(Stored items)
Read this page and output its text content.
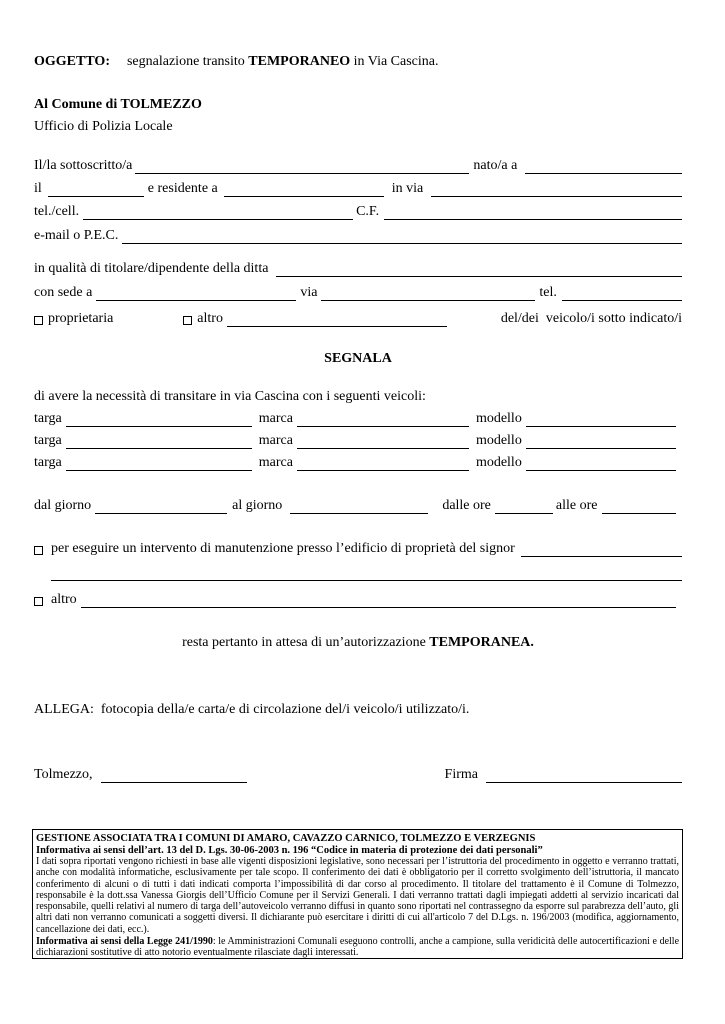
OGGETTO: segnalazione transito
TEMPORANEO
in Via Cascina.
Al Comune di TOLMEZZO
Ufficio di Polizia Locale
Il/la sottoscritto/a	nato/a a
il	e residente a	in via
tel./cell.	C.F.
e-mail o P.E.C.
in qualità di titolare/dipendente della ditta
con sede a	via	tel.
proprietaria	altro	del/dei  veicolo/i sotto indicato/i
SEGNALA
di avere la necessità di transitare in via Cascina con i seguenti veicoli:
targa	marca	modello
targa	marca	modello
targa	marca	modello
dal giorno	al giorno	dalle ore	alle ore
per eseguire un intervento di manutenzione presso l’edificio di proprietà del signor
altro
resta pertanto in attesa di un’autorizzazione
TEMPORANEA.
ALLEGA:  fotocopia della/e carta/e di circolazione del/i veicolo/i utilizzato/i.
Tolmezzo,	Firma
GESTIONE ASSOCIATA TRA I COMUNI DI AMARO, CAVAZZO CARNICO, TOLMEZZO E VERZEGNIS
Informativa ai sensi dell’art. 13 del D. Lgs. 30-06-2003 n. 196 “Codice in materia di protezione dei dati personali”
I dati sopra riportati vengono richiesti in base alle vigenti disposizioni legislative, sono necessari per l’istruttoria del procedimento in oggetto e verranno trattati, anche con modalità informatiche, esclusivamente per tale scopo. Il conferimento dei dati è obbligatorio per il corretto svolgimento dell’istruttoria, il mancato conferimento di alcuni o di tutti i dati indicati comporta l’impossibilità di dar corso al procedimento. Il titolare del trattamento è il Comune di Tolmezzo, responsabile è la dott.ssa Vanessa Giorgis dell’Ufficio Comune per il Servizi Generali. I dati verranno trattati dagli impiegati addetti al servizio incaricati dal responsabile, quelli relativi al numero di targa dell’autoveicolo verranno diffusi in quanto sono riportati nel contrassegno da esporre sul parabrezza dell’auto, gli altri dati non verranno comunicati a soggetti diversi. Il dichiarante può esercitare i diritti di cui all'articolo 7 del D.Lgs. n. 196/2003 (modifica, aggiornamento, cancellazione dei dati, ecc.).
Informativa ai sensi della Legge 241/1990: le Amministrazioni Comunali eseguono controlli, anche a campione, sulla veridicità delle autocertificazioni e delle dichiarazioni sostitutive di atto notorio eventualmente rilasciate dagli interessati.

* * *

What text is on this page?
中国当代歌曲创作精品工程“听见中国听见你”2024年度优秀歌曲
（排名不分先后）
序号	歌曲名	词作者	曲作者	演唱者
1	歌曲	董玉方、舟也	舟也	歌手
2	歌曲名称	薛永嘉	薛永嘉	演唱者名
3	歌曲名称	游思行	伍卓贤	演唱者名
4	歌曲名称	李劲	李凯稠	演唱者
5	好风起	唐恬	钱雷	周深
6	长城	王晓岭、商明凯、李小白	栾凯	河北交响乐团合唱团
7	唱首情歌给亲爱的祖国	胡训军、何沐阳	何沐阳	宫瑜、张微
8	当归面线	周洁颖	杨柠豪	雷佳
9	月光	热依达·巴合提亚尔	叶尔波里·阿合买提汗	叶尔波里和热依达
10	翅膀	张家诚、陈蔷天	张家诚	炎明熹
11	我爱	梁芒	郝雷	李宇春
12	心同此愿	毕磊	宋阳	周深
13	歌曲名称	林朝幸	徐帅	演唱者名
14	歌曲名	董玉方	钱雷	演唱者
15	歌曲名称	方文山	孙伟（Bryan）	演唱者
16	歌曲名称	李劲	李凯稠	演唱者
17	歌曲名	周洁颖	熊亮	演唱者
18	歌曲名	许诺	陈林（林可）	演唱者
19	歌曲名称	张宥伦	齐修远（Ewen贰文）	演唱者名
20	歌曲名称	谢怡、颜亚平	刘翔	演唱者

Directions for this task ▸
Identify every line holding the word "Ufficio" and copy it out.

Response below ▸
Ufficio di Polizia Locale
I dati sopra riportati vengono richiesti in base alle vigenti disposizioni legislative, sono necessari per l’istruttoria del procedimento in oggetto e verranno trattati, anche con modalità informatiche, esclusivamente per tale scopo. Il conferimento dei dati è obbligatorio per il corretto svolgimento dell’istruttoria, il mancato conferimento di alcuni o di tutti i dati indicati comporta l’impossibilità di dar corso al procedimento. Il titolare del trattamento è il Comune di Tolmezzo, responsabile è la dott.ssa Vanessa Giorgis dell’Ufficio Comune per il Servizi Generali. I dati verranno trattati dagli impiegati addetti al servizio incaricati dal responsabile, quelli relativi al numero di targa dell’autoveicolo verranno diffusi in quanto sono riportati nel contrassegno da esporre sul parabrezza dell’auto, gli altri dati non verranno comunicati a soggetti diversi. Il dichiarante può esercitare i diritti di cui all'articolo 7 del D.Lgs. n. 196/2003 (modifica, aggiornamento, cancellazione dei dati, ecc.).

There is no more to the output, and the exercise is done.